**WORK TO BE COMPLETED**. Look through the material below for "because". Copy every line that contains it.

--

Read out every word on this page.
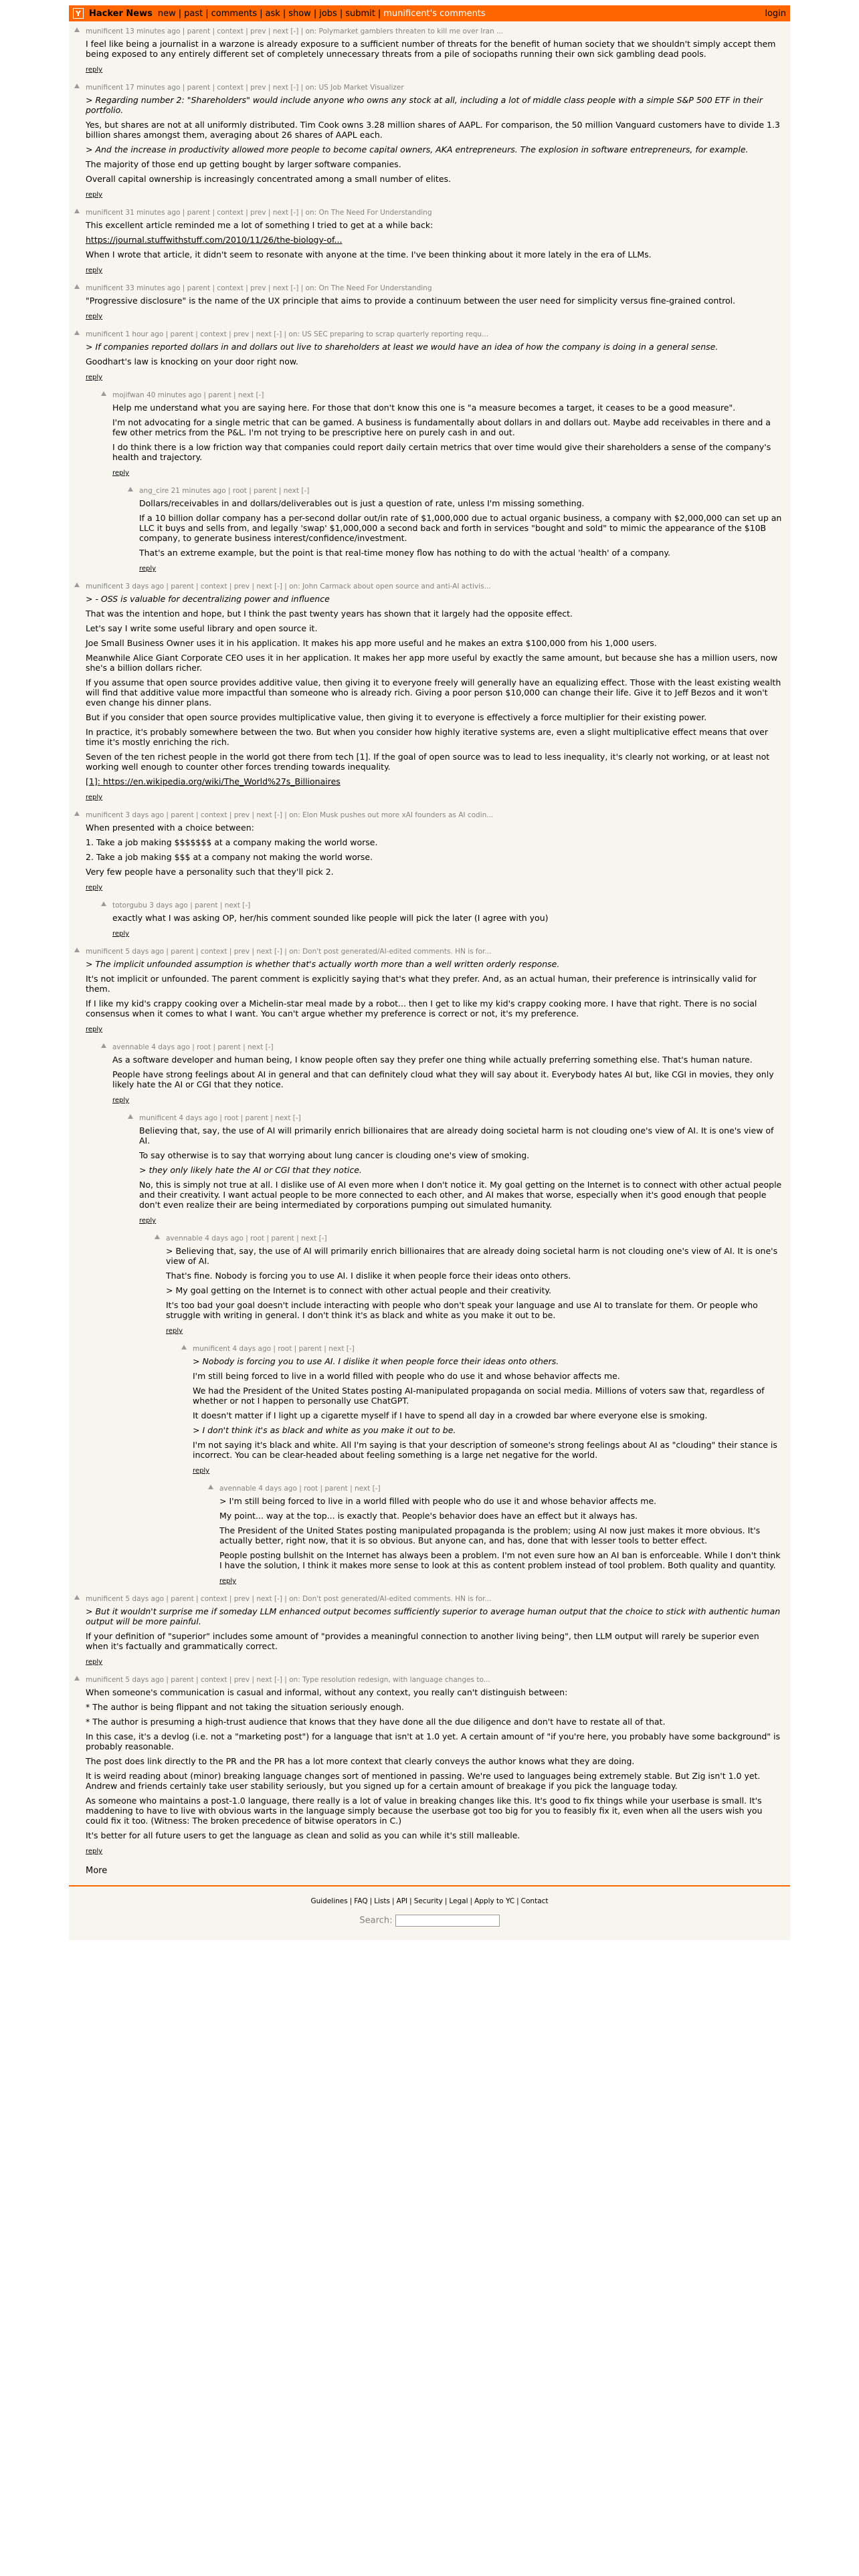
Y Hacker News new | past | comments | ask | show | jobs | submit | munificent's comments	login
munificent 13 minutes ago | parent | context | prev | next [-] | on: Polymarket gamblers threaten to kill me over Iran ...

I feel like being a journalist in a warzone is already exposure to a sufficient number of threats for the benefit of human society that we shouldn't simply accept them being exposed to any entirely different set of completely unnecessary threats from a pile of sociopaths running their own sick gambling dead pools.

reply
munificent 17 minutes ago | parent | context | prev | next [-] | on: US Job Market Visualizer

> Regarding number 2: "Shareholders" would include anyone who owns any stock at all, including a lot of middle class people with a simple S&P 500 ETF in their portfolio.

Yes, but shares are not at all uniformly distributed. Tim Cook owns 3.28 million shares of AAPL. For comparison, the 50 million Vanguard customers have to divide 1.3 billion shares amongst them, averaging about 26 shares of AAPL each.

> And the increase in productivity allowed more people to become capital owners, AKA entrepreneurs. The explosion in software entrepreneurs, for example.

The majority of those end up getting bought by larger software companies.

Overall capital ownership is increasingly concentrated among a small number of elites.

reply
munificent 31 minutes ago | parent | context | prev | next [-] | on: On The Need For Understanding

This excellent article reminded me a lot of something I tried to get at a while back:

https://journal.stuffwithstuff.com/2010/11/26/the-biology-of...

When I wrote that article, it didn't seem to resonate with anyone at the time. I've been thinking about it more lately in the era of LLMs.

reply
munificent 33 minutes ago | parent | context | prev | next [-] | on: On The Need For Understanding

"Progressive disclosure" is the name of the UX principle that aims to provide a continuum between the user need for simplicity versus fine-grained control.

reply
munificent 1 hour ago | parent | context | prev | next [-] | on: US SEC preparing to scrap quarterly reporting requ...

> If companies reported dollars in and dollars out live to shareholders at least we would have an idea of how the company is doing in a general sense.

Goodhart's law is knocking on your door right now.

reply
mojifwan 40 minutes ago | parent | next [-]

Help me understand what you are saying here. For those that don't know this one is "a measure becomes a target, it ceases to be a good measure".

I'm not advocating for a single metric that can be gamed. A business is fundamentally about dollars in and dollars out. Maybe add receivables in there and a few other metrics from the P&L. I'm not trying to be prescriptive here on purely cash in and out.

I do think there is a low friction way that companies could report daily certain metrics that over time would give their shareholders a sense of the company's health and trajectory.

reply
ang_cire 21 minutes ago | root | parent | next [-]

Dollars/receivables in and dollars/deliverables out is just a question of rate, unless I'm missing something.

If a 10 billion dollar company has a per-second dollar out/in rate of $1,000,000 due to actual organic business, a company with $2,000,000 can set up an LLC it buys and sells from, and legally 'swap' $1,000,000 a second back and forth in services "bought and sold" to mimic the appearance of the $10B company, to generate business interest/confidence/investment.

That's an extreme example, but the point is that real-time money flow has nothing to do with the actual 'health' of a company.

reply
munificent 3 days ago | parent | context | prev | next [-] | on: John Carmack about open source and anti-AI activis...

> - OSS is valuable for decentralizing power and influence

That was the intention and hope, but I think the past twenty years has shown that it largely had the opposite effect.

Let's say I write some useful library and open source it.

Joe Small Business Owner uses it in his application. It makes his app more useful and he makes an extra $100,000 from his 1,000 users.

Meanwhile Alice Giant Corporate CEO uses it in her application. It makes her app more useful by exactly the same amount, but because she has a million users, now she's a billion dollars richer.

If you assume that open source provides additive value, then giving it to everyone freely will generally have an equalizing effect. Those with the least existing wealth will find that additive value more impactful than someone who is already rich. Giving a poor person $10,000 can change their life. Give it to Jeff Bezos and it won't even change his dinner plans.

But if you consider that open source provides multiplicative value, then giving it to everyone is effectively a force multiplier for their existing power.

In practice, it's probably somewhere between the two. But when you consider how highly iterative systems are, even a slight multiplicative effect means that over time it's mostly enriching the rich.

Seven of the ten richest people in the world got there from tech [1]. If the goal of open source was to lead to less inequality, it's clearly not working, or at least not working well enough to counter other forces trending towards inequality.

[1]: https://en.wikipedia.org/wiki/The_World%27s_Billionaires

reply
munificent 3 days ago | parent | context | prev | next [-] | on: Elon Musk pushes out more xAI founders as AI codin...

When presented with a choice between:

1. Take a job making $$$$$$$ at a company making the world worse.

2. Take a job making $$$ at a company not making the world worse.

Very few people have a personality such that they'll pick 2.

reply
totorgubu 3 days ago | parent | next [-]

exactly what I was asking OP, her/his comment sounded like people will pick the later (I agree with you)

reply
munificent 5 days ago | parent | context | prev | next [-] | on: Don't post generated/AI-edited comments. HN is for...

> The implicit unfounded assumption is whether that's actually worth more than a well written orderly response.

It's not implicit or unfounded. The parent comment is explicitly saying that's what they prefer. And, as an actual human, their preference is intrinsically valid for them.

If I like my kid's crappy cooking over a Michelin-star meal made by a robot... then I get to like my kid's crappy cooking more. I have that right. There is no social consensus when it comes to what I want. You can't argue whether my preference is correct or not, it's my preference.

reply
avennable 4 days ago | root | parent | next [-]

As a software developer and human being, I know people often say they prefer one thing while actually preferring something else. That's human nature.

People have strong feelings about AI in general and that can definitely cloud what they will say about it. Everybody hates AI but, like CGI in movies, they only likely hate the AI or CGI that they notice.

reply
munificent 4 days ago | root | parent | next [-]

Believing that, say, the use of AI will primarily enrich billionaires that are already doing societal harm is not clouding one's view of AI. It is one's view of AI.

To say otherwise is to say that worrying about lung cancer is clouding one's view of smoking.

> they only likely hate the AI or CGI that they notice.

No, this is simply not true at all. I dislike use of AI even more when I don't notice it. My goal getting on the Internet is to connect with other actual people and their creativity. I want actual people to be more connected to each other, and AI makes that worse, especially when it's good enough that people don't even realize their are being intermediated by corporations pumping out simulated humanity.

reply
avennable 4 days ago | root | parent | next [-]

> Believing that, say, the use of AI will primarily enrich billionaires that are already doing societal harm is not clouding one's view of AI. It is one's view of AI.

That's fine. Nobody is forcing you to use AI. I dislike it when people force their ideas onto others.

> My goal getting on the Internet is to connect with other actual people and their creativity.

It's too bad your goal doesn't include interacting with people who don't speak your language and use AI to translate for them. Or people who struggle with writing in general. I don't think it's as black and white as you make it out to be.

reply
munificent 4 days ago | root | parent | next [-]

> Nobody is forcing you to use AI. I dislike it when people force their ideas onto others.

I'm still being forced to live in a world filled with people who do use it and whose behavior affects me.

We had the President of the United States posting AI-manipulated propaganda on social media. Millions of voters saw that, regardless of whether or not I happen to personally use ChatGPT.

It doesn't matter if I light up a cigarette myself if I have to spend all day in a crowded bar where everyone else is smoking.

> I don't think it's as black and white as you make it out to be.

I'm not saying it's black and white. All I'm saying is that your description of someone's strong feelings about AI as "clouding" their stance is incorrect. You can be clear-headed about feeling something is a large net negative for the world.

reply
avennable 4 days ago | root | parent | next [-]

> I'm still being forced to live in a world filled with people who do use it and whose behavior affects me.

My point... way at the top... is exactly that. People's behavior does have an effect but it always has.

The President of the United States posting manipulated propaganda is the problem; using AI now just makes it more obvious. It's actually better, right now, that it is so obvious. But anyone can, and has, done that with lesser tools to better effect.

People posting bullshit on the Internet has always been a problem. I'm not even sure how an AI ban is enforceable. While I don't think I have the solution, I think it makes more sense to look at this as content problem instead of tool problem. Both quality and quantity.

reply
munificent 5 days ago | parent | context | prev | next [-] | on: Don't post generated/AI-edited comments. HN is for...

> But it wouldn't surprise me if someday LLM enhanced output becomes sufficiently superior to average human output that the choice to stick with authentic human output will be more painful.

If your definition of "superior" includes some amount of "provides a meaningful connection to another living being", then LLM output will rarely be superior even when it's factually and grammatically correct.

reply
munificent 5 days ago | parent | context | prev | next [-] | on: Type resolution redesign, with language changes to...

When someone's communication is casual and informal, without any context, you really can't distinguish between:

* The author is being flippant and not taking the situation seriously enough.

* The author is presuming a high-trust audience that knows that they have done all the due diligence and don't have to restate all of that.

In this case, it's a devlog (i.e. not a "marketing post") for a language that isn't at 1.0 yet. A certain amount of "if you're here, you probably have some background" is probably reasonable.

The post does link directly to the PR and the PR has a lot more context that clearly conveys the author knows what they are doing.

It is weird reading about (minor) breaking language changes sort of mentioned in passing. We're used to languages being extremely stable. But Zig isn't 1.0 yet. Andrew and friends certainly take user stability seriously, but you signed up for a certain amount of breakage if you pick the language today.

As someone who maintains a post-1.0 language, there really is a lot of value in breaking changes like this. It's good to fix things while your userbase is small. It's maddening to have to live with obvious warts in the language simply because the userbase got too big for you to feasibly fix it, even when all the users wish you could fix it too. (Witness: The broken precedence of bitwise operators in C.)

It's better for all future users to get the language as clean and solid as you can while it's still malleable.

reply
More
Guidelines | FAQ | Lists | API | Security | Legal | Apply to YC | Contact
Search:
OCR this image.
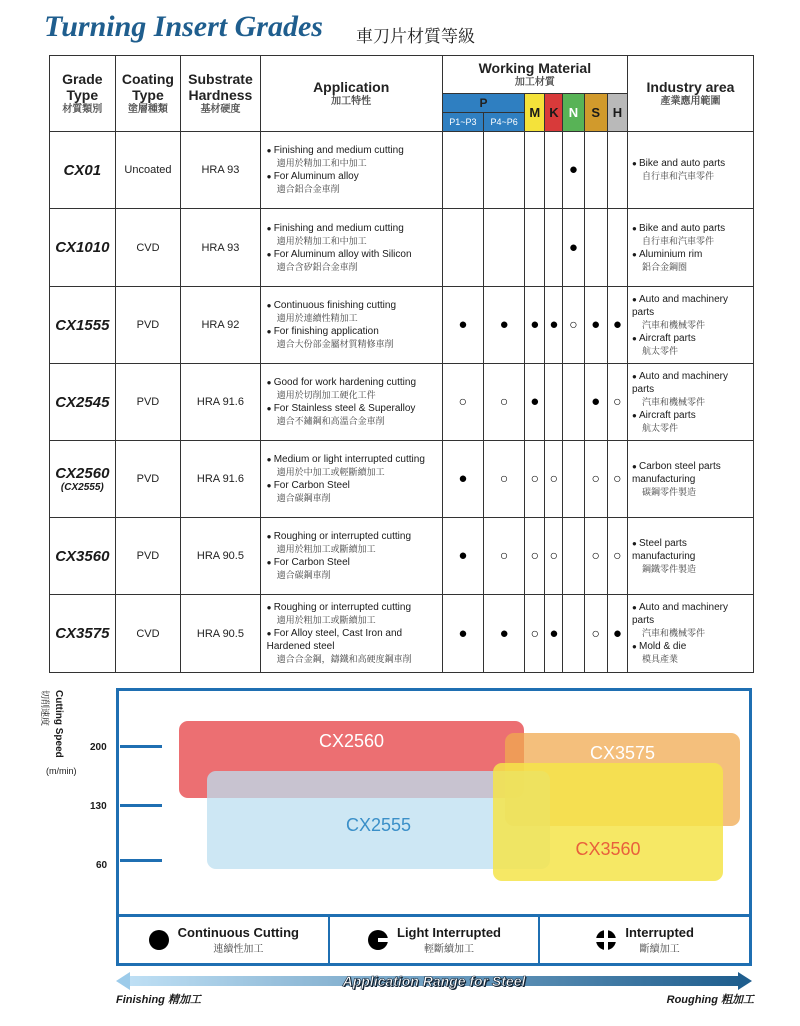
Turning Insert Grades 車刀片材質等級
Grade Type
材質類別	Coating Type
塗層種類	Substrate Hardness
基材硬度	Application
加工特性	Working Material
加工材質							Industry area
產業應用範圍

				P		M	K	N	S	H	
				P1~P3	P4~P6						
CX01	Uncoated	HRA 93	● Finishing and medium cutting
適用於精加工和中加工
● For Aluminum alloy
適合鋁合金車削					●			● Bike and auto parts
自行車和汽車零件

CX1010	CVD	HRA 93	● Finishing and medium cutting
適用於精加工和中加工
● For Aluminum alloy with Silicon
適合含矽鋁合金車削					●			● Bike and auto parts
自行車和汽車零件
● Aluminium rim
鋁合金鋼圈

CX1555	PVD	HRA 92	● Continuous finishing cutting
適用於連續性精加工
● For finishing application
適合大份部金屬材質精修車削	●	●	●	●	○	●	●	● Auto and machinery parts
汽車和機械零件
● Aircraft parts
航太零件

CX2545	PVD	HRA 91.6	● Good for work hardening cutting
適用於切削加工硬化工件
● For Stainless steel & Superalloy
適合不鏽鋼和高溫合金車削	○	○	●			●	○	● Auto and machinery parts
汽車和機械零件
● Aircraft parts
航太零件

CX2560
(CX2555)	PVD	HRA 91.6	● Medium or light interrupted cutting
適用於中加工或輕斷續加工
● For Carbon Steel
適合碳鋼車削	●	○	○	○		○	○	● Carbon steel parts manufacturing
碳鋼零件製造

CX3560	PVD	HRA 90.5	● Roughing or interrupted cutting
適用於粗加工或斷續加工
● For Carbon Steel
適合碳鋼車削	●	○	○	○		○	○	● Steel parts manufacturing
鋼鐵零件製造

CX3575	CVD	HRA 90.5	● Roughing or interrupted cutting
適用於粗加工或斷續加工
● For Alloy steel, Cast Iron and Hardened steel
適合合金鋼，鑄鐵和高硬度鋼車削	●	●	○	●		○	●	● Auto and machinery parts
汽車和機械零件
● Mold & die
模具產業
Cutting Speed
切削速度
(m/min)
200
130
60
CX2560
CX3575
CX2555
CX3560
Continuous Cutting
連續性加工
Light Interrupted
輕斷續加工
Interrupted
斷續加工
Application Range for Steel
Finishing 精加工	Roughing 粗加工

--

**RESPONSE BELOW**.
Meanwhile Alice Giant Corporate CEO uses it in her application. It makes her app more useful by exactly the same amount, but because she has a million users, now she's a billion dollars richer.
As someone who maintains a post-1.0 language, there really is a lot of value in breaking changes like this. It's good to fix things while your userbase is small. It's maddening to have to live with obvious warts in the language simply because the userbase got too big for you to feasibly fix it, even when all the users wish you could fix it too. (Witness: The broken precedence of bitwise operators in C.)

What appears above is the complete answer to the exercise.